Dataset items:
_ _ _ _ _ _ _

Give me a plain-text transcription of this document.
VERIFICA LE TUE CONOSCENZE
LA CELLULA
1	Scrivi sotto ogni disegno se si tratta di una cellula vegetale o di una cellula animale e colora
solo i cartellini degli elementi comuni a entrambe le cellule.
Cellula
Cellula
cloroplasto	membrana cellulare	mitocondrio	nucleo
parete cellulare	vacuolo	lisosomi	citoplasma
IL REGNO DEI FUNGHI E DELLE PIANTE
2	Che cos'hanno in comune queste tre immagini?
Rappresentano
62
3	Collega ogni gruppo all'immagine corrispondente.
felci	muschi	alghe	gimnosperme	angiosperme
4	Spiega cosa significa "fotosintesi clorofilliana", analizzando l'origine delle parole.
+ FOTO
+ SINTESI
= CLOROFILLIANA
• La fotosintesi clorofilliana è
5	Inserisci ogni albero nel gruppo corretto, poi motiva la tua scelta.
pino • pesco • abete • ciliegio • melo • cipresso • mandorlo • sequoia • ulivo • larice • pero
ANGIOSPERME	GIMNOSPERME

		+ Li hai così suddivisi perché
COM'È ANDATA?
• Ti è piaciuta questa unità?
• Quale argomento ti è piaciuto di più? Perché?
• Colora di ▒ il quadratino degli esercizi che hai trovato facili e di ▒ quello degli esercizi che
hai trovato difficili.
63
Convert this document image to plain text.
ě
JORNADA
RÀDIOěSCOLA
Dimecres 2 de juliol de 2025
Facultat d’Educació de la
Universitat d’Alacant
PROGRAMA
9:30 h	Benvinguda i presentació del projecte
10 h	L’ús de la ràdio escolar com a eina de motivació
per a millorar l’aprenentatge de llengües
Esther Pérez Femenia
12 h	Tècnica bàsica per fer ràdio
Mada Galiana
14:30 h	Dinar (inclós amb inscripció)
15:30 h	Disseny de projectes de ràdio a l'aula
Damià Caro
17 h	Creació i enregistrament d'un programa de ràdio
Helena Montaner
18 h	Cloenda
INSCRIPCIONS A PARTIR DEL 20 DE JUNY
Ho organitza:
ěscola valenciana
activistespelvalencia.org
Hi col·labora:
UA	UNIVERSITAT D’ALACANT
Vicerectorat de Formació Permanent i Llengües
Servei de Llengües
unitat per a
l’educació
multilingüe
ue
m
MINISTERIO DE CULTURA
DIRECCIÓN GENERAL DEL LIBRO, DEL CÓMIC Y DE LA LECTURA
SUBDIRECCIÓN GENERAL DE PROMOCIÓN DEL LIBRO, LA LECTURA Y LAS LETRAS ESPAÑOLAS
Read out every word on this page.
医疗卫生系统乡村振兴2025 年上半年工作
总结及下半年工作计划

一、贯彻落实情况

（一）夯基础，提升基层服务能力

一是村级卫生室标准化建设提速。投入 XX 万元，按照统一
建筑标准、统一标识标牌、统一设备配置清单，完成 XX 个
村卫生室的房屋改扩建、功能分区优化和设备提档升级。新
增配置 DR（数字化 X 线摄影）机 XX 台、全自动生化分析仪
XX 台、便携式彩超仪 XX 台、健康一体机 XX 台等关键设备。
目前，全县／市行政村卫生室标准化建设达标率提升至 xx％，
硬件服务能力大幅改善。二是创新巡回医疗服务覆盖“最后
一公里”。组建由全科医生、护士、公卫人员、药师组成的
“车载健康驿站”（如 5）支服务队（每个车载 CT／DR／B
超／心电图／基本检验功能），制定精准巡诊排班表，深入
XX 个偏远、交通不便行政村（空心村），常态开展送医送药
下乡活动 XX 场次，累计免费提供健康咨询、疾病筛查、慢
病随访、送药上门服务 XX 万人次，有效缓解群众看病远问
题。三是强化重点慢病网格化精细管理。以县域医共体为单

_ _ _ _ _ _ _

Take the material above and return all of it exactly.

Give me a plain-text transcription of this document.
VERIFICA LE TUE CONOSCENZE
LA CELLULA
1	Scrivi sotto ogni disegno se si tratta di una cellula vegetale o di una cellula animale e colora
solo i cartellini degli elementi comuni a entrambe le cellule.
Cellula
Cellula
cloroplasto	membrana cellulare	mitocondrio	nucleo
parete cellulare	vacuolo	lisosomi	citoplasma
IL REGNO DEI FUNGHI E DELLE PIANTE
2	Che cos'hanno in comune queste tre immagini?
Rappresentano
62
3	Collega ogni gruppo all'immagine corrispondente.
felci	muschi	alghe	gimnosperme	angiosperme
4	Spiega cosa significa "fotosintesi clorofilliana", analizzando l'origine delle parole.
+ FOTO
+ SINTESI
= CLOROFILLIANA
• La fotosintesi clorofilliana è
5	Inserisci ogni albero nel gruppo corretto, poi motiva la tua scelta.
pino • pesco • abete • ciliegio • melo • cipresso • mandorlo • sequoia • ulivo • larice • pero
ANGIOSPERME	GIMNOSPERME

		+ Li hai così suddivisi perché
COM'È ANDATA?
• Ti è piaciuta questa unità?
• Quale argomento ti è piaciuto di più? Perché?
• Colora di ▒ il quadratino degli esercizi che hai trovato facili e di ▒ quello degli esercizi che
hai trovato difficili.
63
Convert this document image to plain text.
ě
JORNADA
RÀDIOěSCOLA
Dimecres 2 de juliol de 2025
Facultat d’Educació de la
Universitat d’Alacant
PROGRAMA
9:30 h	Benvinguda i presentació del projecte
10 h	L’ús de la ràdio escolar com a eina de motivació
per a millorar l’aprenentatge de llengües
Esther Pérez Femenia
12 h	Tècnica bàsica per fer ràdio
Mada Galiana
14:30 h	Dinar (inclós amb inscripció)
15:30 h	Disseny de projectes de ràdio a l'aula
Damià Caro
17 h	Creació i enregistrament d'un programa de ràdio
Helena Montaner
18 h	Cloenda
INSCRIPCIONS A PARTIR DEL 20 DE JUNY
Ho organitza:
ěscola valenciana
activistespelvalencia.org
Hi col·labora:
UA	UNIVERSITAT D’ALACANT
Vicerectorat de Formació Permanent i Llengües
Servei de Llengües
unitat per a
l’educació
multilingüe
ue
m
MINISTERIO DE CULTURA
DIRECCIÓN GENERAL DEL LIBRO, DEL CÓMIC Y DE LA LECTURA
SUBDIRECCIÓN GENERAL DE PROMOCIÓN DEL LIBRO, LA LECTURA Y LAS LETRAS ESPAÑOLAS
Read out every word on this page.
医疗卫生系统乡村振兴2025 年上半年工作
总结及下半年工作计划

一、贯彻落实情况

（一）夯基础，提升基层服务能力

一是村级卫生室标准化建设提速。投入 XX 万元，按照统一
建筑标准、统一标识标牌、统一设备配置清单，完成 XX 个
村卫生室的房屋改扩建、功能分区优化和设备提档升级。新
增配置 DR（数字化 X 线摄影）机 XX 台、全自动生化分析仪
XX 台、便携式彩超仪 XX 台、健康一体机 XX 台等关键设备。
目前，全县／市行政村卫生室标准化建设达标率提升至 xx％，
硬件服务能力大幅改善。二是创新巡回医疗服务覆盖“最后
一公里”。组建由全科医生、护士、公卫人员、药师组成的
“车载健康驿站”（如 5）支服务队（每个车载 CT／DR／B
超／心电图／基本检验功能），制定精准巡诊排班表，深入
XX 个偏远、交通不便行政村（空心村），常态开展送医送药
下乡活动 XX 场次，累计免费提供健康咨询、疾病筛查、慢
病随访、送药上门服务 XX 万人次，有效缓解群众看病远问
题。三是强化重点慢病网格化精细管理。以县域医共体为单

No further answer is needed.